Copy out all of the data below with no alterations.

*INFORMATION SUPPLIED*.
□ □ □ □ □

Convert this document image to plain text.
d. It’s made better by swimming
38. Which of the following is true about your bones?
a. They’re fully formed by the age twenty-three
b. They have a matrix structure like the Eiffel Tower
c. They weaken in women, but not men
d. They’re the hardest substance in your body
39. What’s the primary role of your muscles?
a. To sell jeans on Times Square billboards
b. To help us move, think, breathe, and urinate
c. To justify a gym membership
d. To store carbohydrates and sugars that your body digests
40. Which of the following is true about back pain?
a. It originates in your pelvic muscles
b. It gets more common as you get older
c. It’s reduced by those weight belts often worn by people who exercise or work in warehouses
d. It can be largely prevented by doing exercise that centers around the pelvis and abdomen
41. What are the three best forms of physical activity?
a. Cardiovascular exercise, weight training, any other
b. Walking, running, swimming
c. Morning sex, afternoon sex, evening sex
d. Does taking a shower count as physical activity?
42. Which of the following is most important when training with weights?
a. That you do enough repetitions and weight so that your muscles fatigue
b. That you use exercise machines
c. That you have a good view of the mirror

□ □ □ □ □

*PROBLEM SOLUTION*.
Convert this document image to plain text.
d. It’s made better by swimming
38. Which of the following is true about your bones?
a. They’re fully formed by the age twenty-three
b. They have a matrix structure like the Eiffel Tower
c. They weaken in women, but not men
d. They’re the hardest substance in your body
39. What’s the primary role of your muscles?
a. To sell jeans on Times Square billboards
b. To help us move, think, breathe, and urinate
c. To justify a gym membership
d. To store carbohydrates and sugars that your body digests
40. Which of the following is true about back pain?
a. It originates in your pelvic muscles
b. It gets more common as you get older
c. It’s reduced by those weight belts often worn by people who exercise or work in warehouses
d. It can be largely prevented by doing exercise that centers around the pelvis and abdomen
41. What are the three best forms of physical activity?
a. Cardiovascular exercise, weight training, any other
b. Walking, running, swimming
c. Morning sex, afternoon sex, evening sex
d. Does taking a shower count as physical activity?
42. Which of the following is most important when training with weights?
a. That you do enough repetitions and weight so that your muscles fatigue
b. That you use exercise machines
c. That you have a good view of the mirror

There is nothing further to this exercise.